- [Study questions]
a - In the passage on the Imszar peat sequence, what is A. flavum commonly considered to indicate?
b - For each statement below, say whether it agrees with the passage on the Imszar peat sequence, and quote the words of the passage that decide it.
(i) Dry conditions were recognized in a peatland in central Poland during 1850–1550 cal BP.
(ii) In the Puścizna Wielka raised bog, the fluctuation of Habrotrocha density was correlated with Sphagnum percentage.
(iii) The decline of Habrotrocha density in the Imszar peat sequence was associated with a drop in Fe concentration.

The rapid decline of Habrotrocha density recorded in the Imszar peat sequence between ca. 1810 and 1330 cal BP was associated with a distinct rise in Fe concentration and simultaneous drop in Ca, Mg and Mn, which points to a higher water level fluctuation or even desiccation of the peat dome. The abruptly decreasing percentage of E. lobata and T. sphagni accompanied by raised Hyalosphenia subflava Cash, 1909, higher decomposition of the peat (R > 65%), and rapid decline of accumulation rate (Margielewski et al., 2022a) supports the hypothesis of the strong desiccation of the Imszar peatland basin after ca. 1810 cal BP. Dry conditions during a similar period (1850–1550 cal BP) were recognised in a peatland located in central Poland (Marcisz et al., 2015). A short-term, drought-related decline and disappearance of H. angusticollis was also noted between 1740 and 1520 cal BP in the Puścizna Wielka raised bog in the Polish Inner Carpathians (Krąpiec et al., 2016). As in our research, the fluctuation of Habrotrocha density in the Puścizna Wielka raised bog was not correlated with Sphagnum percentage or A. flavum, which is commonly considered to be an indicator of a high and stable water level in peat bogs (Payne et al., 2012). It is believed that the climate anomalies registered in northern and central Europe (a series of droughts) around 1600–1400 cal BP were caused by a periodic weakening of North Atlantic Oscillation circulation and were a main push factor for the Migration Period (Drake, 2017).

- [Data listing]

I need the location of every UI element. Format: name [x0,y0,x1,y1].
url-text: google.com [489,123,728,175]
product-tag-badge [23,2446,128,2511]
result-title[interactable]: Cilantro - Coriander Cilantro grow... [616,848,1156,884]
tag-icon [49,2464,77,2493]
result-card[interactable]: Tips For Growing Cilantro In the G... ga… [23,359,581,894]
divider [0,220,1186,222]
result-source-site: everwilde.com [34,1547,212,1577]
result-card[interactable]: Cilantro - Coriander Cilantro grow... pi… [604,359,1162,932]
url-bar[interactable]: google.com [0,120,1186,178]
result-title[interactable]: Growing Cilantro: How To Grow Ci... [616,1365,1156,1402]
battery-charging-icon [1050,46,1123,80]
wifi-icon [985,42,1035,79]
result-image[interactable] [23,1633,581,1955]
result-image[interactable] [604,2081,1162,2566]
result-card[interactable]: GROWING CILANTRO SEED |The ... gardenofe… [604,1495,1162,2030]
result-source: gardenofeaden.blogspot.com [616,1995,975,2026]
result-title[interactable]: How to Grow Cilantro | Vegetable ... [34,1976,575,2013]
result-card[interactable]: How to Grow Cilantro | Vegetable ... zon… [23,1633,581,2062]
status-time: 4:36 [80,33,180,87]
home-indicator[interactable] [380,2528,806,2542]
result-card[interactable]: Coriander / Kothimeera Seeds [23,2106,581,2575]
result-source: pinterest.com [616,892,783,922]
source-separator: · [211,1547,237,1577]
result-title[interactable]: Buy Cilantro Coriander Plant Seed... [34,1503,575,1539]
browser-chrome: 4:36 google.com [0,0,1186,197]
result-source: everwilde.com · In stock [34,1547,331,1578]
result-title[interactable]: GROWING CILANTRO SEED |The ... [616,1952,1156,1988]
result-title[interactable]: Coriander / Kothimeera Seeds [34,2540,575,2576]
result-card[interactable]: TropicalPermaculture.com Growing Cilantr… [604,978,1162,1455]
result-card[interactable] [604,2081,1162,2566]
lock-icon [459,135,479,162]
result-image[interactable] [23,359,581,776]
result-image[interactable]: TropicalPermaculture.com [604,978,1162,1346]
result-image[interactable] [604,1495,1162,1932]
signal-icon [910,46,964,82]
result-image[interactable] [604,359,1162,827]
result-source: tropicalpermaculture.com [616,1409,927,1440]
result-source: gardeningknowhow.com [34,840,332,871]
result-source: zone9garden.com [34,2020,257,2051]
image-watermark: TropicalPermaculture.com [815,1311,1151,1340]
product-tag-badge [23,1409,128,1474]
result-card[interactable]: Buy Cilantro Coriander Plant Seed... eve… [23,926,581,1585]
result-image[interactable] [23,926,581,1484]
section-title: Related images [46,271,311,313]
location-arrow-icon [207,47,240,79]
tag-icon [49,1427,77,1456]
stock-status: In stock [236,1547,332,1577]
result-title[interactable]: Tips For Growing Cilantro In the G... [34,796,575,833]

- [Answers for the exercise]
a - A high and stable water level in peat bogs.

b -
(i) Yes: "Dry conditions during a similar period (1850–1550 cal BP) were recognised in a peatland located in central Poland"
(ii) No: "the fluctuation of Habrotrocha density in the Puścizna Wielka raised bog was not correlated with Sphagnum percentage or A. flavum"
(iii) No: "was associated with a distinct rise in Fe concentration"